[Stored items]
#####
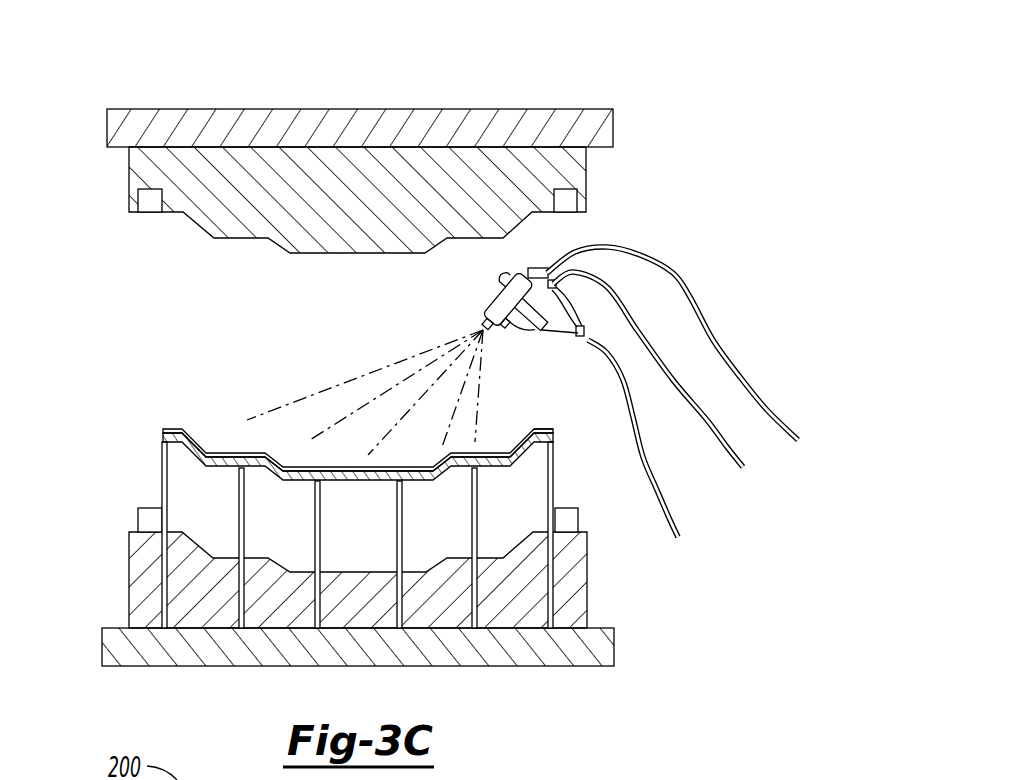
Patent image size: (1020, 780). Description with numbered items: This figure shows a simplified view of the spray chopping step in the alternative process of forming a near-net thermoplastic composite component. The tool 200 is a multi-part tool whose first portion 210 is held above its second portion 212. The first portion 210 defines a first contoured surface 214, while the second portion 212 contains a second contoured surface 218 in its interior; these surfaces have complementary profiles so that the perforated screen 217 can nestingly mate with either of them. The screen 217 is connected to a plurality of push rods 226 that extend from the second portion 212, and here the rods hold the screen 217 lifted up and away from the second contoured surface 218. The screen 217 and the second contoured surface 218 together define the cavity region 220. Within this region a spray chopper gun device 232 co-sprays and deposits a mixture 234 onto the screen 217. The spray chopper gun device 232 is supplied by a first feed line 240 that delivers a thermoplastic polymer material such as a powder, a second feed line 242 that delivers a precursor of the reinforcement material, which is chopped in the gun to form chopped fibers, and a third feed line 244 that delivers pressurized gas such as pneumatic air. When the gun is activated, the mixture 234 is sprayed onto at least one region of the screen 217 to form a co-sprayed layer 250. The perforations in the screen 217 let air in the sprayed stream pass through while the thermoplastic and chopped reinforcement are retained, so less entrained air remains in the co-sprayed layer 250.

The tool 200 is at (193, 66).
The first portion 210 is at (613, 127).
The first contoured surface 214 is at (257, 240).
The second portion 212 is at (614, 655).
The second contoured surface 218 is at (493, 557).
The push rods 226 is at (313, 517).
The screen 217 is at (162, 433).
The mixture 234 is at (177, 428).
The co-sprayed layer 250 is at (540, 427).
The cavity region 220 is at (219, 351).
The spray chopper gun device 232 is at (530, 283).
The first feed line 240 is at (737, 458).
The second feed line 242 is at (758, 408).
The third feed line 244 is at (665, 513).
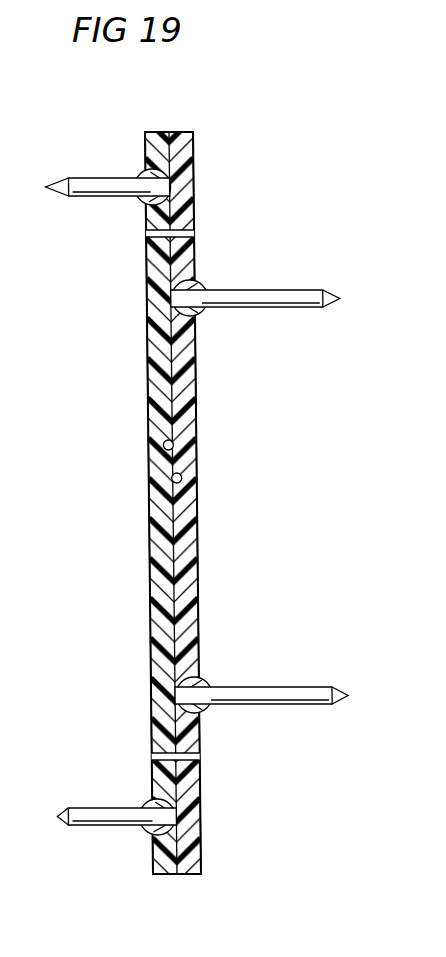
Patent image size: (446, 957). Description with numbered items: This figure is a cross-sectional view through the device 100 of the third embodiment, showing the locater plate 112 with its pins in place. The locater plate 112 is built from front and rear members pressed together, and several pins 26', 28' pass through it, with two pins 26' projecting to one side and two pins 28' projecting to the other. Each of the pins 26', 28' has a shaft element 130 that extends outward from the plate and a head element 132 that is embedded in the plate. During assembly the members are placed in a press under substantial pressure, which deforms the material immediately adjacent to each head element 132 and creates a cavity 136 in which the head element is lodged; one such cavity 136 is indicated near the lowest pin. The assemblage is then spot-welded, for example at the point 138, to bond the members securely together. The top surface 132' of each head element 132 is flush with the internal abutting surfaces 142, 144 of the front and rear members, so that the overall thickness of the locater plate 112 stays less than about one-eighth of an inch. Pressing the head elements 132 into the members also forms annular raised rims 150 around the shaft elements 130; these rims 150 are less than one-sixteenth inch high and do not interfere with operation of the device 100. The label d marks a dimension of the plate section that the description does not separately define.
#####
» DIRECTIVE
Lay out the lines from the start of the rows up to and including the line with "The first portion 210 is at (613, 127)." as a Markdown table with the columns No. and Line, numbering each line and omitting blank lines. Leave the pictures out.

» TASK ANSWER
| No. | Line |
|---|---|
| 1 | Patent image size: (1020, 780). Description with numbered items: This figure shows a simplified view of the spray chopping step in the alternative process of forming a near-net thermoplastic composite component. The tool 200 is a multi-part tool whose first portion 210 is held above its second portion 212. The first portion 210 defines a first contoured surface 214, while the second portion 212 contains a second contoured surface 218 in its interior; these surfaces have complementary profiles so that the perforated screen 217 can nestingly mate with either of them. The screen 217 is connected to a plurality of push rods 226 that extend from the second portion 212, and here the rods hold the screen 217 lifted up and away from the second contoured surface 218. The screen 217 and the second contoured surface 218 together define the cavity region 220. Within this region a spray chopper gun device 232 co-sprays and deposits a mixture 234 onto the screen 217. The spray chopper gun device 232 is supplied by a first feed line 240 that delivers a thermoplastic polymer material such as a powder, a second feed line 242 that delivers a precursor of the reinforcement material, which is chopped in the gun to form chopped fibers, and a third feed line 244 that delivers pressurized gas such as pneumatic air. When the gun is activated, the mixture 234 is sprayed onto at least one region of the screen 217 to form a co-sprayed layer 250. The perforations in the screen 217 let air in the sprayed stream pass through while the thermoplastic and chopped reinforcement are retained, so less entrained air remains in the co-sprayed layer 250. |
| 2 | The tool 200 is at (193, 66). |
| 3 | The first portion 210 is at (613, 127). |